* [Data for this exercise]:
========

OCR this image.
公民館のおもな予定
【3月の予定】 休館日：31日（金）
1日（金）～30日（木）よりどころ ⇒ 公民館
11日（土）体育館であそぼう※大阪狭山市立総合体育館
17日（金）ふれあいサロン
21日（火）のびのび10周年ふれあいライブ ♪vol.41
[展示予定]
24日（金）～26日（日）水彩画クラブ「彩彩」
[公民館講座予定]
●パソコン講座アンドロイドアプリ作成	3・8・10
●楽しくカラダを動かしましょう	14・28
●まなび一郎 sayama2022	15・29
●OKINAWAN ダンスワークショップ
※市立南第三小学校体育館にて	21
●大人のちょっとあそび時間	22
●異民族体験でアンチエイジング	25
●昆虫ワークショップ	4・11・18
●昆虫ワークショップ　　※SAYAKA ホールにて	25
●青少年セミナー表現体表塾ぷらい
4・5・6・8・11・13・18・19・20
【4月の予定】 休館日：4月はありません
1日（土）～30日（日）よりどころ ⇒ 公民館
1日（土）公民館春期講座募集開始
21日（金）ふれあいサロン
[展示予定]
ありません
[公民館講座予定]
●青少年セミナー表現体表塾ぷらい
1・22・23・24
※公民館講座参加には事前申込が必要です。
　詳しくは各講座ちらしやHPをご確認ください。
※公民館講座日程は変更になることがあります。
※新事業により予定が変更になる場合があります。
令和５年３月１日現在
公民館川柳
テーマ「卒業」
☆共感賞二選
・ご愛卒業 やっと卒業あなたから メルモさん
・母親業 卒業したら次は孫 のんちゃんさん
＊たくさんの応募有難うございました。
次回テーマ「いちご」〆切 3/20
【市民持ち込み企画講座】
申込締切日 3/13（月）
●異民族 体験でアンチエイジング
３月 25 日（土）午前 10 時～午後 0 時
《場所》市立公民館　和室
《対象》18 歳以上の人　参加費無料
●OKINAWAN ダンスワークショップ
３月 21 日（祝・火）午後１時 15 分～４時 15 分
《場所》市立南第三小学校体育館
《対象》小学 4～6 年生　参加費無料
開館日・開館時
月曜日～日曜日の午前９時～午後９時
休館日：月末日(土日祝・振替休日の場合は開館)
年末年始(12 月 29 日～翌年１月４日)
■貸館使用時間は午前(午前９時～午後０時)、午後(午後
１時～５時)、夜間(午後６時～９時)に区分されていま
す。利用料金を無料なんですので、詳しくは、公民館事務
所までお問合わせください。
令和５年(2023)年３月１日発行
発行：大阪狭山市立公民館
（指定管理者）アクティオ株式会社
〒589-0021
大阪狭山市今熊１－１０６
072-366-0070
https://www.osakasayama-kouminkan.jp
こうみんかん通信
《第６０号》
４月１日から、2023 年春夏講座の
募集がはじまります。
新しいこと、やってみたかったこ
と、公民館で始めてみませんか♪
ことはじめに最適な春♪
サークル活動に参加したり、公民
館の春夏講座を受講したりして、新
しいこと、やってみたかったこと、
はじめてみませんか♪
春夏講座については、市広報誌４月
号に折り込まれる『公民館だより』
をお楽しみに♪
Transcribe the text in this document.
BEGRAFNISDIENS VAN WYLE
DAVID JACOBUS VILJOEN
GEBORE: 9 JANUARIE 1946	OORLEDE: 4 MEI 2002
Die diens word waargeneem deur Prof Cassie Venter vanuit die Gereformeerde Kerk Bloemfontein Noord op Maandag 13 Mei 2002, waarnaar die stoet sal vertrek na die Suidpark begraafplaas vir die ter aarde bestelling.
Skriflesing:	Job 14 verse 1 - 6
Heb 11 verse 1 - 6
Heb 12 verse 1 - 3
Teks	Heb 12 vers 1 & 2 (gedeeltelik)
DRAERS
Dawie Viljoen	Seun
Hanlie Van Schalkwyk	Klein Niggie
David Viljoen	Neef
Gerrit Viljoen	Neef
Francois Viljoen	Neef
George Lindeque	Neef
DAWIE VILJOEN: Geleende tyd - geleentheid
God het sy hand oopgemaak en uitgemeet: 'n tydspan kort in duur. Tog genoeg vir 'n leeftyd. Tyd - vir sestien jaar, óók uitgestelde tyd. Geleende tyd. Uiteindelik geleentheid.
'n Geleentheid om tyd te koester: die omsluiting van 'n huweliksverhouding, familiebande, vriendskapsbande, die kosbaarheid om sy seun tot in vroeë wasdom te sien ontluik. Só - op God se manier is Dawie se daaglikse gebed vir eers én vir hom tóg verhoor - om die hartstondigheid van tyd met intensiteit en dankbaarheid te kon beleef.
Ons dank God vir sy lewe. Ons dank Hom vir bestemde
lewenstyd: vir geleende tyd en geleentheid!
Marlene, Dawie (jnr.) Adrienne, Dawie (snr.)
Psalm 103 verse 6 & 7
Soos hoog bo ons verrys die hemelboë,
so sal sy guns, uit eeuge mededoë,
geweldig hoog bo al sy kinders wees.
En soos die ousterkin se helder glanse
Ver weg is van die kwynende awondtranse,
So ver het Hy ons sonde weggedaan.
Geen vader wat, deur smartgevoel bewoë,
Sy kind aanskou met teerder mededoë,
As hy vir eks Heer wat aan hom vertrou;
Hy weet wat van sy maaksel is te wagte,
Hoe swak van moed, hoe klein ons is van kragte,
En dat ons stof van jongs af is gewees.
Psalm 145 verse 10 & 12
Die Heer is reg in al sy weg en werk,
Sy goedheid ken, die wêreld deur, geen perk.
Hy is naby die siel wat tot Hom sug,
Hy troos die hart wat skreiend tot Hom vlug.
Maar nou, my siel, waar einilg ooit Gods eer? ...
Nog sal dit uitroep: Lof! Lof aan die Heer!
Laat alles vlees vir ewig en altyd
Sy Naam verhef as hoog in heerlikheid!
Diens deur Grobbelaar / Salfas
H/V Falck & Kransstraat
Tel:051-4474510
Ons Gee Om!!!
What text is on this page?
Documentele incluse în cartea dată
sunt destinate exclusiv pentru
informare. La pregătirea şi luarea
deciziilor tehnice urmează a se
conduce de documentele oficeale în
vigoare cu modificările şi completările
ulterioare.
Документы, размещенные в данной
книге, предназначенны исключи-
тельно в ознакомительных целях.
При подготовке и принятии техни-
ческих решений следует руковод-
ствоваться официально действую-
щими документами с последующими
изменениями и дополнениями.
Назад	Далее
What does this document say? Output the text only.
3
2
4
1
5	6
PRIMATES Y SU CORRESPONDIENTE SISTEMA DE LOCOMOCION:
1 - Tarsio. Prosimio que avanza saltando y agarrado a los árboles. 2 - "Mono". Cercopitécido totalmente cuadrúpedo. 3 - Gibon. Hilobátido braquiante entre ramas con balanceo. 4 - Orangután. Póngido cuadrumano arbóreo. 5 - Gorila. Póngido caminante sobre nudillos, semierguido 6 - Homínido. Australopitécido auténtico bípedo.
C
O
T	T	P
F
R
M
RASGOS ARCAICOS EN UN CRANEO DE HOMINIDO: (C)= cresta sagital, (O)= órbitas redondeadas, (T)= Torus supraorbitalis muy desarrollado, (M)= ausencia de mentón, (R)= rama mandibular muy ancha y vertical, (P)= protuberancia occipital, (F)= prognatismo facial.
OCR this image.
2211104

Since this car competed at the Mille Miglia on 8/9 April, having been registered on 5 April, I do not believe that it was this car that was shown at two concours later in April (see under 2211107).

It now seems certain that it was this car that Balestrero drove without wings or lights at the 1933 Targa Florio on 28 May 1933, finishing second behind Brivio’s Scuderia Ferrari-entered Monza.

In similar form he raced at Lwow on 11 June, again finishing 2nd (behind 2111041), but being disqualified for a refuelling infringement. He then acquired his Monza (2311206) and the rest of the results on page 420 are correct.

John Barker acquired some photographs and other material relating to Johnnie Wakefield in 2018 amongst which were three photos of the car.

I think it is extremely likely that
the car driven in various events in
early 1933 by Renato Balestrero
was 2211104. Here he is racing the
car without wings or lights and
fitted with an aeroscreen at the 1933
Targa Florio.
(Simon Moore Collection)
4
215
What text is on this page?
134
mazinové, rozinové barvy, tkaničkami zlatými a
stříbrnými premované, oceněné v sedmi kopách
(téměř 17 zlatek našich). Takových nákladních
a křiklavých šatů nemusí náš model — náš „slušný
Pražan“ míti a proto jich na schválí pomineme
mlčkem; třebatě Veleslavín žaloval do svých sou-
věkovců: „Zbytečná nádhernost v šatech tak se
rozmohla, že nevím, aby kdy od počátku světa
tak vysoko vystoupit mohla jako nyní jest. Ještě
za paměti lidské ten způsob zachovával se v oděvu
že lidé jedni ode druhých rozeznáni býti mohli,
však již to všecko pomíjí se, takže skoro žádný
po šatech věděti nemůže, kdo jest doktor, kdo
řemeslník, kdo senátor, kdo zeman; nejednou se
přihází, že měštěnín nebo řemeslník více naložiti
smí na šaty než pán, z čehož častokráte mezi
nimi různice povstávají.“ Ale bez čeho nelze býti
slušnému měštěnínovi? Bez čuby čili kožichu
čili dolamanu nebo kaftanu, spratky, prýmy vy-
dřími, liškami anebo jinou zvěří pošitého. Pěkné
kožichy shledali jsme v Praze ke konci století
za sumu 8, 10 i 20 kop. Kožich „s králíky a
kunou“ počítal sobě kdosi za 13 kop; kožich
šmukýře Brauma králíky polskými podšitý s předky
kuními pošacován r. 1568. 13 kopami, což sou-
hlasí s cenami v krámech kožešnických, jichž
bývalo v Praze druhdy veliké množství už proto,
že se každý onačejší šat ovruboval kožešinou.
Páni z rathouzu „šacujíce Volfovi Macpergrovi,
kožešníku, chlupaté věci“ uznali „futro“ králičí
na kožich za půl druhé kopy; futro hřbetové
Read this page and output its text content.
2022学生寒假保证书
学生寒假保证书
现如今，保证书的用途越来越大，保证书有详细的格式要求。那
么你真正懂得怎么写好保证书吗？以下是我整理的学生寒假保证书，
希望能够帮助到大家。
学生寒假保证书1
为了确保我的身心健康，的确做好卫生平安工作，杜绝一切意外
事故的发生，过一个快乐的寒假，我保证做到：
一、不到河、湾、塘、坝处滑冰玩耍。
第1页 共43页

========

* [Given request]: From the entries above, return each line with the word "proto" in it.

* [Solution to this exercise]:
Pražan“ míti a proto jich na schválí pomineme
bývalo v Praze druhdy veliké množství už proto,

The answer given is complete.